• [WORK TO COMPLETE] Extract every line that includes the string "water".

---------- DATA LISTING

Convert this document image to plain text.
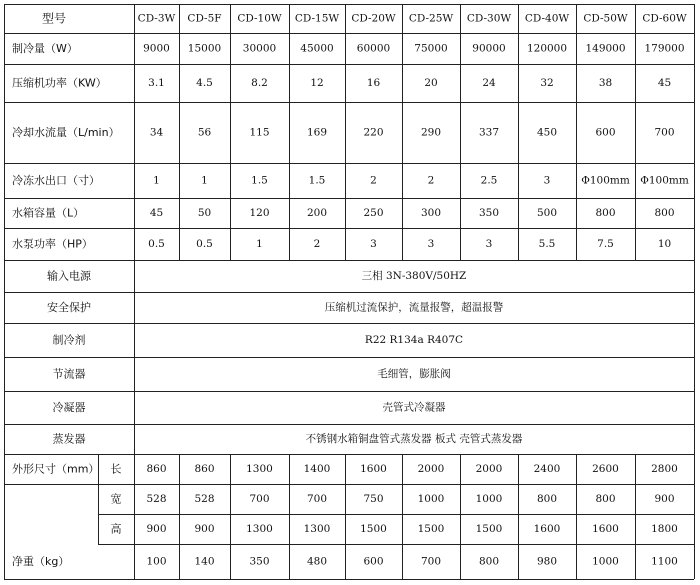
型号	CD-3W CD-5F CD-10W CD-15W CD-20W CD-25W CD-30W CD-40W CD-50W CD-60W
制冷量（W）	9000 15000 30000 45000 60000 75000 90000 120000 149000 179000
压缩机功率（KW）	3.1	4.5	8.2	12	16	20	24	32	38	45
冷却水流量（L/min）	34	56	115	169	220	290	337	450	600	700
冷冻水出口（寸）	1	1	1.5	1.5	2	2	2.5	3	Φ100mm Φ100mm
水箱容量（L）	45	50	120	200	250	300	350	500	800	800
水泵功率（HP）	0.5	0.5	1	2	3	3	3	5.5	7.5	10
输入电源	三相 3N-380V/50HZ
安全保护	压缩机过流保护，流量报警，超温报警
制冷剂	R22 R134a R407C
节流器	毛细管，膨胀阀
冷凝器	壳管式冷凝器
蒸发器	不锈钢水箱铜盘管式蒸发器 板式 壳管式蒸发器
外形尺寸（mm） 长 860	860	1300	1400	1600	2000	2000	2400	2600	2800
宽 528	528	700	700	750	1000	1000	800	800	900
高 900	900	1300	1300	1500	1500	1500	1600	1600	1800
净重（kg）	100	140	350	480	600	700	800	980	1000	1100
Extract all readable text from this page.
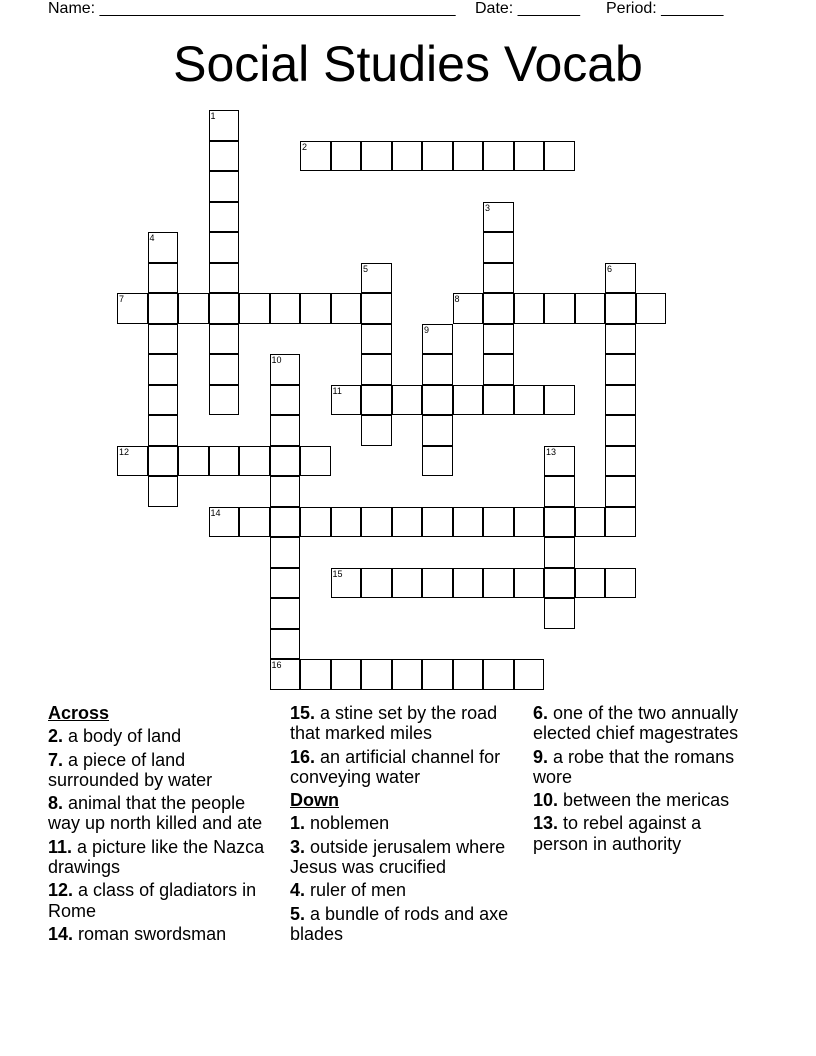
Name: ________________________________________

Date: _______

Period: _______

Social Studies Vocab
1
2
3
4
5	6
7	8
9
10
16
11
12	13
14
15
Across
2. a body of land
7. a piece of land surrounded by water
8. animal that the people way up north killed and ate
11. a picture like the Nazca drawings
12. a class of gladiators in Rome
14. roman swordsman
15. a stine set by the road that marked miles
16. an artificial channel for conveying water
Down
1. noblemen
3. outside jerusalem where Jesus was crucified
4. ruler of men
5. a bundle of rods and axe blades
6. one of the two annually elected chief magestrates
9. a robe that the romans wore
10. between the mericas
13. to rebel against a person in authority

--------------------

• [WORKED ANSWER]
7. a piece of land surrounded by water
16. an artificial channel for conveying water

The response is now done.